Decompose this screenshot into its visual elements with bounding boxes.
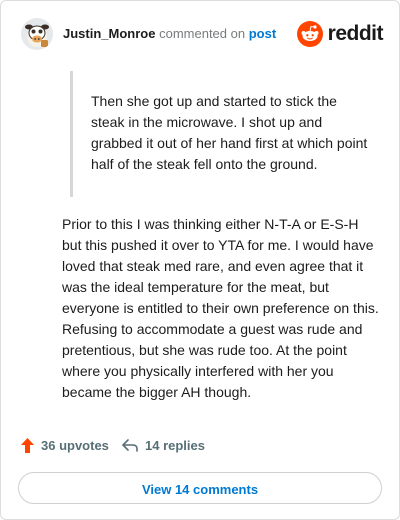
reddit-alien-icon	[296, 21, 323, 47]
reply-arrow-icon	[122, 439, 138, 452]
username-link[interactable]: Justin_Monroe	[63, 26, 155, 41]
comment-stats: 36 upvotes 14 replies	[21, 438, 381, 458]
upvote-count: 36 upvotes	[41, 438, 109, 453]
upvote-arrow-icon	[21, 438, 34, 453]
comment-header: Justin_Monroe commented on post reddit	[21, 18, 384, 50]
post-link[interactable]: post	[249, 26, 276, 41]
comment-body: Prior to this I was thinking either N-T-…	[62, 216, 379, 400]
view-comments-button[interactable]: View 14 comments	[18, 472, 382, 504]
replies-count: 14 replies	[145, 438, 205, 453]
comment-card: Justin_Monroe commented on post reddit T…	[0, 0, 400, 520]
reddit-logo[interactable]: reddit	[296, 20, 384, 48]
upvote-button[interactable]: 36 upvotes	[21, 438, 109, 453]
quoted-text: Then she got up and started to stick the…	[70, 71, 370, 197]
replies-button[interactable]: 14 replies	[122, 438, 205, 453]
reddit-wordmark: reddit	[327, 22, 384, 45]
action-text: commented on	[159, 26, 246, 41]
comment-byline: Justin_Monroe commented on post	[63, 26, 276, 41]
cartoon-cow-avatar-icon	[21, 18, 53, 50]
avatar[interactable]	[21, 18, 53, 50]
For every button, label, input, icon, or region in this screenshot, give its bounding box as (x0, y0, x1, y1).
---+---
• WHAT YOU ARE ASKED TO DO
Begin at the line that has "21, 323, 47]" and stop after the line that has "view-comments-button[interactable]: View 14", giving only those lines again with "upvotes" switched to "points" and everything else unchanged.

• RESULT FOR THIS TASK
reddit-alien-icon	[296, 21, 323, 47]
reply-arrow-icon	[122, 439, 138, 452]
username-link[interactable]: Justin_Monroe	[63, 26, 155, 41]
comment-stats: 36 points 14 replies	[21, 438, 381, 458]
upvote-count: 36 points	[41, 438, 109, 453]
upvote-arrow-icon	[21, 438, 34, 453]
comment-header: Justin_Monroe commented on post reddit	[21, 18, 384, 50]
post-link[interactable]: post	[249, 26, 276, 41]
comment-body: Prior to this I was thinking either N-T-…	[62, 216, 379, 400]
view-comments-button[interactable]: View 14 comments	[18, 472, 382, 504]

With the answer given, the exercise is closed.